Aim: Below is a set of records; restate each one word for word.

━━━━━ Information provided

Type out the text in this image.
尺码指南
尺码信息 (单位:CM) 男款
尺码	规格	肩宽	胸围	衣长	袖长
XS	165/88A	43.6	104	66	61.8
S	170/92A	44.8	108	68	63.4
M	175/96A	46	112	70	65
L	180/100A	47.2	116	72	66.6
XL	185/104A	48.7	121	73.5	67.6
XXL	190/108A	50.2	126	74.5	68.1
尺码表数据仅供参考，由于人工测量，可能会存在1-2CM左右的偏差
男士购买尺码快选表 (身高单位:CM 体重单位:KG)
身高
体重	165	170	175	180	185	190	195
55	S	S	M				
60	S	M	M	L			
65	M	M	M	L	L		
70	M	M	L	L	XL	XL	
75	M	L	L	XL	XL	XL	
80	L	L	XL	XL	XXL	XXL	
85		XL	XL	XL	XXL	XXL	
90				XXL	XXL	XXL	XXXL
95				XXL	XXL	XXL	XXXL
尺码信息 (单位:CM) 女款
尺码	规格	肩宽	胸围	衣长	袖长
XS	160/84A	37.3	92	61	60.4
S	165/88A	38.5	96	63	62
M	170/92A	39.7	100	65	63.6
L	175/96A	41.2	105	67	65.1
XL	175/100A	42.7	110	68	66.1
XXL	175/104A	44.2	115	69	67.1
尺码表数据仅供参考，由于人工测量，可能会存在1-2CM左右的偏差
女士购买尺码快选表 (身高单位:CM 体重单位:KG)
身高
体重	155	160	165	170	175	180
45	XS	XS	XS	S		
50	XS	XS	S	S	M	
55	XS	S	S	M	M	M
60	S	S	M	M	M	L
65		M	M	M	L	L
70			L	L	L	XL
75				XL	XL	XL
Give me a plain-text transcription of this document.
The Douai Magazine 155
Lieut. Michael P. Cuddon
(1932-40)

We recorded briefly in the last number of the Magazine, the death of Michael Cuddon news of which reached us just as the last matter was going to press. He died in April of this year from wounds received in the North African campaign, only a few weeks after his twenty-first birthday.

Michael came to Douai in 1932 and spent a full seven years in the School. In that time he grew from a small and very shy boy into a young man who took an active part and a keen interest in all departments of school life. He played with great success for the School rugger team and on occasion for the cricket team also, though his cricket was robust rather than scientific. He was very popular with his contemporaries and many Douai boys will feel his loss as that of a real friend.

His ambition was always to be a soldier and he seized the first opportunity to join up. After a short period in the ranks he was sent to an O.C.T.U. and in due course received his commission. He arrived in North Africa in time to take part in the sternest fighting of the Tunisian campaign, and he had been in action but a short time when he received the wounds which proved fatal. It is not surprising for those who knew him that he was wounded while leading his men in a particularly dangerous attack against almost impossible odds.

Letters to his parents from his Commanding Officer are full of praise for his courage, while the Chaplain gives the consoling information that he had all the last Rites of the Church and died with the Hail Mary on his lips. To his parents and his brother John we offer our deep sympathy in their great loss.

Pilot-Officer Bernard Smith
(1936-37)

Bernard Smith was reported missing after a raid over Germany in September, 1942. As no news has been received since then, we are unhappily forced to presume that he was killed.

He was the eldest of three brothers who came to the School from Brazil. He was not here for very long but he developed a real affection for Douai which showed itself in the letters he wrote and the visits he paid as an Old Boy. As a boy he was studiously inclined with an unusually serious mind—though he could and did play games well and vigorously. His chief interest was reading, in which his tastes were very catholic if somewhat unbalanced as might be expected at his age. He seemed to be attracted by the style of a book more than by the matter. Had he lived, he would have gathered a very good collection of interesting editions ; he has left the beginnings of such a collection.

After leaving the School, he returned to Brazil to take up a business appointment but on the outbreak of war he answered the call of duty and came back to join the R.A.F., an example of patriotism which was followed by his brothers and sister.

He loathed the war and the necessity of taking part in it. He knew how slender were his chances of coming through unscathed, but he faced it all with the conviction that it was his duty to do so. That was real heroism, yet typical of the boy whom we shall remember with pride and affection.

━━━━━━━━━━

Solution for this problem:
Type out the text in this image.
尺码指南
尺码信息 (单位:CM) 男款
尺码	规格	肩宽	胸围	衣长	袖长
XS	165/88A	43.6	104	66	61.8
S	170/92A	44.8	108	68	63.4
M	175/96A	46	112	70	65
L	180/100A	47.2	116	72	66.6
XL	185/104A	48.7	121	73.5	67.6
XXL	190/108A	50.2	126	74.5	68.1
尺码表数据仅供参考，由于人工测量，可能会存在1-2CM左右的偏差
男士购买尺码快选表 (身高单位:CM 体重单位:KG)
身高
体重	165	170	175	180	185	190	195
55	S	S	M				
60	S	M	M	L			
65	M	M	M	L	L		
70	M	M	L	L	XL	XL	
75	M	L	L	XL	XL	XL	
80	L	L	XL	XL	XXL	XXL	
85		XL	XL	XL	XXL	XXL	
90				XXL	XXL	XXL	XXXL
95				XXL	XXL	XXL	XXXL
尺码信息 (单位:CM) 女款
尺码	规格	肩宽	胸围	衣长	袖长
XS	160/84A	37.3	92	61	60.4
S	165/88A	38.5	96	63	62
M	170/92A	39.7	100	65	63.6
L	175/96A	41.2	105	67	65.1
XL	175/100A	42.7	110	68	66.1
XXL	175/104A	44.2	115	69	67.1
尺码表数据仅供参考，由于人工测量，可能会存在1-2CM左右的偏差
女士购买尺码快选表 (身高单位:CM 体重单位:KG)
身高
体重	155	160	165	170	175	180
45	XS	XS	XS	S		
50	XS	XS	S	S	M	
55	XS	S	S	M	M	M
60	S	S	M	M	M	L
65		M	M	M	L	L
70			L	L	L	XL
75				XL	XL	XL
Give me a plain-text transcription of this document.
The Douai Magazine 155
Lieut. Michael P. Cuddon
(1932-40)

We recorded briefly in the last number of the Magazine, the death of Michael Cuddon news of which reached us just as the last matter was going to press. He died in April of this year from wounds received in the North African campaign, only a few weeks after his twenty-first birthday.

Michael came to Douai in 1932 and spent a full seven years in the School. In that time he grew from a small and very shy boy into a young man who took an active part and a keen interest in all departments of school life. He played with great success for the School rugger team and on occasion for the cricket team also, though his cricket was robust rather than scientific. He was very popular with his contemporaries and many Douai boys will feel his loss as that of a real friend.

His ambition was always to be a soldier and he seized the first opportunity to join up. After a short period in the ranks he was sent to an O.C.T.U. and in due course received his commission. He arrived in North Africa in time to take part in the sternest fighting of the Tunisian campaign, and he had been in action but a short time when he received the wounds which proved fatal. It is not surprising for those who knew him that he was wounded while leading his men in a particularly dangerous attack against almost impossible odds.

Letters to his parents from his Commanding Officer are full of praise for his courage, while the Chaplain gives the consoling information that he had all the last Rites of the Church and died with the Hail Mary on his lips. To his parents and his brother John we offer our deep sympathy in their great loss.

Pilot-Officer Bernard Smith
(1936-37)

Bernard Smith was reported missing after a raid over Germany in September, 1942. As no news has been received since then, we are unhappily forced to presume that he was killed.

He was the eldest of three brothers who came to the School from Brazil. He was not here for very long but he developed a real affection for Douai which showed itself in the letters he wrote and the visits he paid as an Old Boy. As a boy he was studiously inclined with an unusually serious mind—though he could and did play games well and vigorously. His chief interest was reading, in which his tastes were very catholic if somewhat unbalanced as might be expected at his age. He seemed to be attracted by the style of a book more than by the matter. Had he lived, he would have gathered a very good collection of interesting editions ; he has left the beginnings of such a collection.

After leaving the School, he returned to Brazil to take up a business appointment but on the outbreak of war he answered the call of duty and came back to join the R.A.F., an example of patriotism which was followed by his brothers and sister.

He loathed the war and the necessity of taking part in it. He knew how slender were his chances of coming through unscathed, but he faced it all with the conviction that it was his duty to do so. That was real heroism, yet typical of the boy whom we shall remember with pride and affection.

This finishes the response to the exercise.